Essas pessoas, como todas, tendem a tomar suas próprias preferências pelas preferências gerais e não podem evitar de entregar-se gozosamente a elas quando percebem uma convergência de predileções. Essa "cultura" quase sempre foi, em suma, uma cultura "da massa" mesmo, não "para a" massa, e essas emissoras e essas pessoas sempre foram autênticos "intelectuais orgânicos" das "classes menos favorecidas". No início da TV Tupi foi possível assistir a uma encenação paulista de "Os Rinocerontes", de Ionesco, em horário nobre. Mas, com a expansão do mercado, os responsáveis por essa audácia logo se retiraram para outros redutos (inclusive para a publicidade, a partir de onde passaram a oferecer sua contribuição valiosa para a liquidificação geral dos gostos). Essa foi, na verdade, a grande revolução silenciosa: a ascensão das classes menos favorecidas ao controle da produção, se não cultural, pelo menos do entretenimento. O que ocorre hoje, pelo menos no Brasil, é de certo modo uma consequência daquela tomada indolor do poder simbólico.
É uma tendência sem retorno? Os programas popularescos invadirão também a TV a cabo (já invadiram: a TV a cabo é o "mais do mesmo")? Pode ser. Medidas que assegurem um mínimo de pluralidade, porém, podem ser tomadas. No Brasil, os governos que se sucedem desde o surgimento da TV optaram por nada pedir e nada esperar da TV: deram-lhe tudo, deram-lhe o país. O atual credo neoliberal insiste nisso: o Estado não vai produzir nem controlar a cultura. É uma afirmação sem sentido: por toda parte o Estado, como membro vivo da sociedade, produz e controla a cultura. E o faz mesmo por sua ausência. A liberal França (em todos os sentidos da palavra, inclusive o filosófico) controla a TV e o mesmo fazem os EUA, o Irã e o Japão. Os resultados podem não ser notáveis e certamente não são imediatos. Mas é o que cabe ao Estado fazer. Controle não é censura: é diálogo em que a parte que detém o direito sobre as ondas eletrônicas, e que é a parte pública, diz à parte privada o que espera que se faça e não se faça com esses meios. O Estado neoliberal controla ferreamente a educação: por que se recusa a dialogar no campo da cultura, no mínimo tão importante quanto o da educação?

= ATIVIDADES PROPOSTAS =
1. De acordo com o texto de leitura, qual peça de Ionesco foi encenada em horário nobre no início da TV Tupi?
2. Prossiga o texto de leitura a partir do ponto em que ele termina.
Os itens a seguir não têm relação com o texto de leitura.

= DADOS PARA ANÁLISE =
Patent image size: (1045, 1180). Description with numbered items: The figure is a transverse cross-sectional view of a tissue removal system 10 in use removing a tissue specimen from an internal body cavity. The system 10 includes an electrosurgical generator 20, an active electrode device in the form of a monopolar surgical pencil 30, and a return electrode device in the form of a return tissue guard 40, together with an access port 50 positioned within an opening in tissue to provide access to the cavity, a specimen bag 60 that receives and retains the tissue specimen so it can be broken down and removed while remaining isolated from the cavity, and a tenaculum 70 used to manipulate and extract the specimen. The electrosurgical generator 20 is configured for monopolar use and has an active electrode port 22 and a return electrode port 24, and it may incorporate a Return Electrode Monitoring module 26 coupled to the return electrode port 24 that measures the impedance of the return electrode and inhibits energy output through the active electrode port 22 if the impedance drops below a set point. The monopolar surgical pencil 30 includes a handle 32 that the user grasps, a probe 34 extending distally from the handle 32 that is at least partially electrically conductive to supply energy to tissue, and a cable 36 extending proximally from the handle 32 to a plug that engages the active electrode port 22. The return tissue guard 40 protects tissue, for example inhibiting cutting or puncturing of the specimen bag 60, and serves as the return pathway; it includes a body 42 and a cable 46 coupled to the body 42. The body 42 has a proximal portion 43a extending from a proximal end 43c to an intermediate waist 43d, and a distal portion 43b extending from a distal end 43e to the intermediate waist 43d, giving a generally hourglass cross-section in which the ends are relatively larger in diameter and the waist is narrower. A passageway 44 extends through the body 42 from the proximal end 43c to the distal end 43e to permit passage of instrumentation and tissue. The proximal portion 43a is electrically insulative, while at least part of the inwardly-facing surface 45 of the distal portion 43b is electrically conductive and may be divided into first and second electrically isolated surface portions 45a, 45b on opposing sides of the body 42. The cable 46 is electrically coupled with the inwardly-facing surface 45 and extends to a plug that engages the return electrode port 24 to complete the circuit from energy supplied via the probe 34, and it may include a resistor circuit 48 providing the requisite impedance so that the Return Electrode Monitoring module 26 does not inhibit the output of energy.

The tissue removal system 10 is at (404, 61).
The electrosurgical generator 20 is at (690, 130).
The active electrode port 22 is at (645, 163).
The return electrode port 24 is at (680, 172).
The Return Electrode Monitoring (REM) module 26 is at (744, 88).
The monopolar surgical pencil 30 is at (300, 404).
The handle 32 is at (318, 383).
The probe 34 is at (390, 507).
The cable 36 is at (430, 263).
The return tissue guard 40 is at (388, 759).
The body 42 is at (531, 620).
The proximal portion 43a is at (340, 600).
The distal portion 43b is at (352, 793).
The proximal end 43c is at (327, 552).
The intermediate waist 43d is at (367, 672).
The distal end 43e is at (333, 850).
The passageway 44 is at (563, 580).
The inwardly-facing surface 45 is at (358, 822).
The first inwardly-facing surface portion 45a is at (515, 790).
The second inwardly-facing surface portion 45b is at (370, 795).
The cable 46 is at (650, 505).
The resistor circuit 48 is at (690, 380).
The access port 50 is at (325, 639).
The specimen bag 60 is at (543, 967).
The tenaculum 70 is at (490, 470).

= RESPOSTAS POR ATIVIDADE =
1. "Os Rinocerontes".

2.
De novo: é inevitável? Creio existirem indícios de que, assim como a média da população deste país é melhor do que a média dos políticos que a representam, a média da população deste país é melhor do que a média daqueles que lhes oferecem isso que anda disponível nas TVs, rádios e CDs. A passividade não é a regra. As pessoas estão cansadas da falsa entente coletiva da TV, procuram as microsociedades exemplificadas nas praticas religiosas e na... Internet. O mercado vai invadir a Internet com seu lixo, isso é certo. E então se descobrirá uma outra coisa. O jogo não está perdido. O jogo, de fato, é esse.

Nota:
1. "Le Monde Diplomatique", março de 1996, pág. 20.


Teixeira Coelho é escritor e ensaísta, autor, entre outros, de "Niemeyer - Um Romance" e "Dicionário Crítico de Política Cultural" e professor da Escola de Comunicações e Artes da USP.